◆ Tarea 1:
Devuelve, tal como aparece en el texto sobre el funeral de Pío XII, el pasaje que va desde "25 de abril" hasta "un fracaso catastrófico.".
◆ Tarea 2:
Enumera todas las denominaciones con que el texto sobre el funeral de Pío XII, incluido su título, se refiere al pontífice fallecido.
◆ Tarea 3:
Redacta la continuación del texto sobre el funeral de Pío XII a partir de su última oración.

◆ Texto de estudio:
___
25 de abril de 2025 a las 18:35
El Papa explotó: el secreto del funeral
El olor, acre e inconfundible, se extendió por la Basílica de San Pedro como una mortaja invisible. Los susurros, primero tímidos, luego crecientes en un murmullo de horror contenido, recorrían las filas de fieles congregados para despedir al Papa Pío XII. El aire, denso y cargado de incienso, no lograba disimular la putrefacción que emanaba del cuerpo del Sumo Pontífice. La imagen, grabada a fuego en la memoria de quienes la presenciaron, se convertiría en uno de los episodios más oscuros y grotescos de la historia vaticana. El "método revolucionario" de embalsamamiento, pregonado por el Dr. Riccardo Galeazzi-Lisi, se había revelado como un fracaso catastrófico.
___
◆ Extractos de datos:
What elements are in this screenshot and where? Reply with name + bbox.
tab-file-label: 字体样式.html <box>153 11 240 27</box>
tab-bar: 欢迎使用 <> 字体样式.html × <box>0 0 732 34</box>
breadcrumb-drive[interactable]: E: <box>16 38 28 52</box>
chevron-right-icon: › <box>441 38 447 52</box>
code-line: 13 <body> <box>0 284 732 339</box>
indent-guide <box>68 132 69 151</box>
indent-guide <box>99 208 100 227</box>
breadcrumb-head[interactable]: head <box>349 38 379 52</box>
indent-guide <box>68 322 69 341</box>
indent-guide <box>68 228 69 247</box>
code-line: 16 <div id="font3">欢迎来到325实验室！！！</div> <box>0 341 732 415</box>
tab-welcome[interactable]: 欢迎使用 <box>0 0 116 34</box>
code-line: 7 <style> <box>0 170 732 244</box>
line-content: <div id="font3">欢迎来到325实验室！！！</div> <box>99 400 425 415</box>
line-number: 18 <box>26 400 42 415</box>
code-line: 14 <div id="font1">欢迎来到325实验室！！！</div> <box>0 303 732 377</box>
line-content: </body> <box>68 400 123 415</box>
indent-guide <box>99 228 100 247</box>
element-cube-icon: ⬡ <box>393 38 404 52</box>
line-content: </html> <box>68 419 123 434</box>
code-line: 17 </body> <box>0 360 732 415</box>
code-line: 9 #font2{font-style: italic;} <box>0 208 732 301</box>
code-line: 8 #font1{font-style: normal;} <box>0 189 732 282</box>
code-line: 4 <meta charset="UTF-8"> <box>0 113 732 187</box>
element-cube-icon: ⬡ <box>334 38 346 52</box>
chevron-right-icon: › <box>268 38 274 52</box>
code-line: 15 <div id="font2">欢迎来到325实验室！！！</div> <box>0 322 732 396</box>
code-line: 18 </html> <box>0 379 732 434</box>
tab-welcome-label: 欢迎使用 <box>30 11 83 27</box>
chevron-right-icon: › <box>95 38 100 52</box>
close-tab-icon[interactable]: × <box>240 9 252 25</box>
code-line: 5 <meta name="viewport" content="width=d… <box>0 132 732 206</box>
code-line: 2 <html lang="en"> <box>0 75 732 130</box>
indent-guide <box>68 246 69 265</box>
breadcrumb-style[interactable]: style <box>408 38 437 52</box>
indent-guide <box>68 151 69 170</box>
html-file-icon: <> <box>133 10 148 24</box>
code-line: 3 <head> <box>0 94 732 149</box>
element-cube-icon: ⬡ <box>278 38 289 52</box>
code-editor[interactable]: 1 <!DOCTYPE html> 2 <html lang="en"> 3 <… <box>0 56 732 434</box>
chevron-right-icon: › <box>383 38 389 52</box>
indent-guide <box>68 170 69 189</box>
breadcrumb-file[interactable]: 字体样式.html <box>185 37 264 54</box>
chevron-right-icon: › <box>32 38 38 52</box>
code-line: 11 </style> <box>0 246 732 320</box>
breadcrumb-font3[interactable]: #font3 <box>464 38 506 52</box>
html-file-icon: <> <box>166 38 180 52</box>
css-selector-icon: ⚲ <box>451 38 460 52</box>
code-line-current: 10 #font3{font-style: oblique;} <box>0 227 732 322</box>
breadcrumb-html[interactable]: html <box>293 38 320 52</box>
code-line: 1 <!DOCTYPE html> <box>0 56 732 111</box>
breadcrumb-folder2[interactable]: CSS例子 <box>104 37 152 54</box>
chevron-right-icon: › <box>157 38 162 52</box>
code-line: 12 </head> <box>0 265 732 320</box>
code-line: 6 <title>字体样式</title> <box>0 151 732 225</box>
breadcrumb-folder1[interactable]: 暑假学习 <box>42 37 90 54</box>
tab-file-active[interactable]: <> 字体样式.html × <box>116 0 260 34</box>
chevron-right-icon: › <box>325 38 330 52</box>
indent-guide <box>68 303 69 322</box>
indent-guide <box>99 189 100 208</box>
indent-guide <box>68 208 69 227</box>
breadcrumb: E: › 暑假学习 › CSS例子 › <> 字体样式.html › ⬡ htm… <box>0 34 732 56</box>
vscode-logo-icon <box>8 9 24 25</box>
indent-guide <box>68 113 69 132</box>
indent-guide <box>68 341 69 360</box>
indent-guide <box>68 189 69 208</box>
___
◆ Respuesta 1:
25 de abril de 2025 a las 18:35
El Papa explotó: el secreto del funeral
El olor, acre e inconfundible, se extendió por la Basílica de San Pedro como una mortaja invisible. Los susurros, primero tímidos, luego crecientes en un murmullo de horror contenido, recorrían las filas de fieles congregados para despedir al Papa Pío XII. El aire, denso y cargado de incienso, no lograba disimular la putrefacción que emanaba del cuerpo del Sumo Pontífice. La imagen, grabada a fuego en la memoria de quienes la presenciaron, se convertiría en uno de los episodios más oscuros y grotescos de la historia vaticana. El "método revolucionario" de embalsamamiento, pregonado por el Dr. Riccardo Galeazzi-Lisi, se había revelado como un fracaso catastrófico.

◆ Respuesta 2:
- el Papa
- Papa Pío XII
- Sumo Pontífice

◆ Respuesta 3:
La historia, como tantas otras en los anales del Vaticano, se teje con una mezcla de ambición, ingenuidad y un toque macabro. Pío XII, confiando en las promesas de su médico personal, un oftalmólogo sin experiencia en tan delicado arte, había optado por un procedimiento experimental que prometía conservar su cuerpo intacto, sin el uso de químicos agresivos. Un cóctel de hierbas, aceites esenciales y capas de celofán, se suponía, detendrían el inexorable avance de la descomposición. El resultado, sin embargo, fue diametralmente opuesto.
En lugar de preservación, el cuerpo del Papa, encerrado en su envoltorio de celofán, se convirtió en un caldo de cultivo para bacterias. La putrefacción, acelerada por el calor y la humedad, hinchó el cadáver hasta deformarlo, tiñendo la piel de un tono verdoso y liberando un hedor insoportable. El traslado desde Castel Gandolfo a Roma se convirtió en una procesión dantesca. El fétido olor provocó desmayos entre la Guardia Suiza, mientras el cuerpo, sometido a la presión de los gases acumulados, amenazaba con estallar.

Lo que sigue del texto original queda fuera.